# GIVEN INSTRUCTION:
Restate, word for word, every line of the data.

[Stored items from a collection]
+ + +

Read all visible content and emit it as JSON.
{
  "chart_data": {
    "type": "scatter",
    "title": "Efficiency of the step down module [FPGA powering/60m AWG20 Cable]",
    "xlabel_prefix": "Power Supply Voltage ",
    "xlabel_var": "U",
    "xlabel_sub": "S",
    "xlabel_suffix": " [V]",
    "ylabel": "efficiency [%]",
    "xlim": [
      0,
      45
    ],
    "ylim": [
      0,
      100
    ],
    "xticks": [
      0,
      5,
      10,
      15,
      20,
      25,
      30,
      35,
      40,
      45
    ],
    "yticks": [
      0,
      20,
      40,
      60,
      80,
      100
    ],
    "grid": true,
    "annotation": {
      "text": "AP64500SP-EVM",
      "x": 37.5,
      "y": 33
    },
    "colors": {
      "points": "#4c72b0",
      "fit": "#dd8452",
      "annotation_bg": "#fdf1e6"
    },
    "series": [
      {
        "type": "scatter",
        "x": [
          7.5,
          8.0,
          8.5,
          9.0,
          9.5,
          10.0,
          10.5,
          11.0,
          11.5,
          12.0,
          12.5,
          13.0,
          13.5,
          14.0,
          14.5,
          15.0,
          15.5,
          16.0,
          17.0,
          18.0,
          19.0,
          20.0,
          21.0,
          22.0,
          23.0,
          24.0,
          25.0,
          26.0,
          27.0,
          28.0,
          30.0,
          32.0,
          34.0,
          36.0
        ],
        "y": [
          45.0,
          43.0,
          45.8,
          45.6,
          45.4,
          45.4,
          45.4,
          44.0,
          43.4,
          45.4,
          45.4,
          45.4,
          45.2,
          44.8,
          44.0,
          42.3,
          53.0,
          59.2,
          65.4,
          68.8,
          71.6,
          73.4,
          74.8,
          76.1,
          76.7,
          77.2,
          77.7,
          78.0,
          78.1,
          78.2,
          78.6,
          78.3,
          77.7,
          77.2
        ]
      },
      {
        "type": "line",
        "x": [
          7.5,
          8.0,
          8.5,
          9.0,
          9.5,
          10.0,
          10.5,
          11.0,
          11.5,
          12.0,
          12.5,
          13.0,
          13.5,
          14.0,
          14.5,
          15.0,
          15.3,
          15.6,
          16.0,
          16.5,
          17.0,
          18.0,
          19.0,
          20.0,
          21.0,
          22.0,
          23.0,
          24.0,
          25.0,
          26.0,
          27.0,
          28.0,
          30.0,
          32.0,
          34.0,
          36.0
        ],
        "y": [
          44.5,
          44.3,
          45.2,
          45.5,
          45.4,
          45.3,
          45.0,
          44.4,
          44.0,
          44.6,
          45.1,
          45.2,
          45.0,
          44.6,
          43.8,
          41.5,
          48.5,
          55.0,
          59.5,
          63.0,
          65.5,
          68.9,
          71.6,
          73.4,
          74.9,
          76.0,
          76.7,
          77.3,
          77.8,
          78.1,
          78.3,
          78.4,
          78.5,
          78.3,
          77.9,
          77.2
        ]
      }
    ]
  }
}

+ + +

# CORRECT RESPONSE:
Read all visible content and emit it as JSON.
{
  "chart_data": {
    "type": "scatter",
    "title": "Efficiency of the step down module [FPGA powering/60m AWG20 Cable]",
    "xlabel_prefix": "Power Supply Voltage ",
    "xlabel_var": "U",
    "xlabel_sub": "S",
    "xlabel_suffix": " [V]",
    "ylabel": "efficiency [%]",
    "xlim": [
      0,
      45
    ],
    "ylim": [
      0,
      100
    ],
    "xticks": [
      0,
      5,
      10,
      15,
      20,
      25,
      30,
      35,
      40,
      45
    ],
    "yticks": [
      0,
      20,
      40,
      60,
      80,
      100
    ],
    "grid": true,
    "annotation": {
      "text": "AP64500SP-EVM",
      "x": 37.5,
      "y": 33
    },
    "colors": {
      "points": "#4c72b0",
      "fit": "#dd8452",
      "annotation_bg": "#fdf1e6"
    },
    "series": [
      {
        "type": "scatter",
        "x": [
          7.5,
          8.0,
          8.5,
          9.0,
          9.5,
          10.0,
          10.5,
          11.0,
          11.5,
          12.0,
          12.5,
          13.0,
          13.5,
          14.0,
          14.5,
          15.0,
          15.5,
          16.0,
          17.0,
          18.0,
          19.0,
          20.0,
          21.0,
          22.0,
          23.0,
          24.0,
          25.0,
          26.0,
          27.0,
          28.0,
          30.0,
          32.0,
          34.0,
          36.0
        ],
        "y": [
          45.0,
          43.0,
          45.8,
          45.6,
          45.4,
          45.4,
          45.4,
          44.0,
          43.4,
          45.4,
          45.4,
          45.4,
          45.2,
          44.8,
          44.0,
          42.3,
          53.0,
          59.2,
          65.4,
          68.8,
          71.6,
          73.4,
          74.8,
          76.1,
          76.7,
          77.2,
          77.7,
          78.0,
          78.1,
          78.2,
          78.6,
          78.3,
          77.7,
          77.2
        ]
      },
      {
        "type": "line",
        "x": [
          7.5,
          8.0,
          8.5,
          9.0,
          9.5,
          10.0,
          10.5,
          11.0,
          11.5,
          12.0,
          12.5,
          13.0,
          13.5,
          14.0,
          14.5,
          15.0,
          15.3,
          15.6,
          16.0,
          16.5,
          17.0,
          18.0,
          19.0,
          20.0,
          21.0,
          22.0,
          23.0,
          24.0,
          25.0,
          26.0,
          27.0,
          28.0,
          30.0,
          32.0,
          34.0,
          36.0
        ],
        "y": [
          44.5,
          44.3,
          45.2,
          45.5,
          45.4,
          45.3,
          45.0,
          44.4,
          44.0,
          44.6,
          45.1,
          45.2,
          45.0,
          44.6,
          43.8,
          41.5,
          48.5,
          55.0,
          59.5,
          63.0,
          65.5,
          68.9,
          71.6,
          73.4,
          74.9,
          76.0,
          76.7,
          77.3,
          77.8,
          78.1,
          78.3,
          78.4,
          78.5,
          78.3,
          77.9,
          77.2
        ]
      }
    ]
  }
}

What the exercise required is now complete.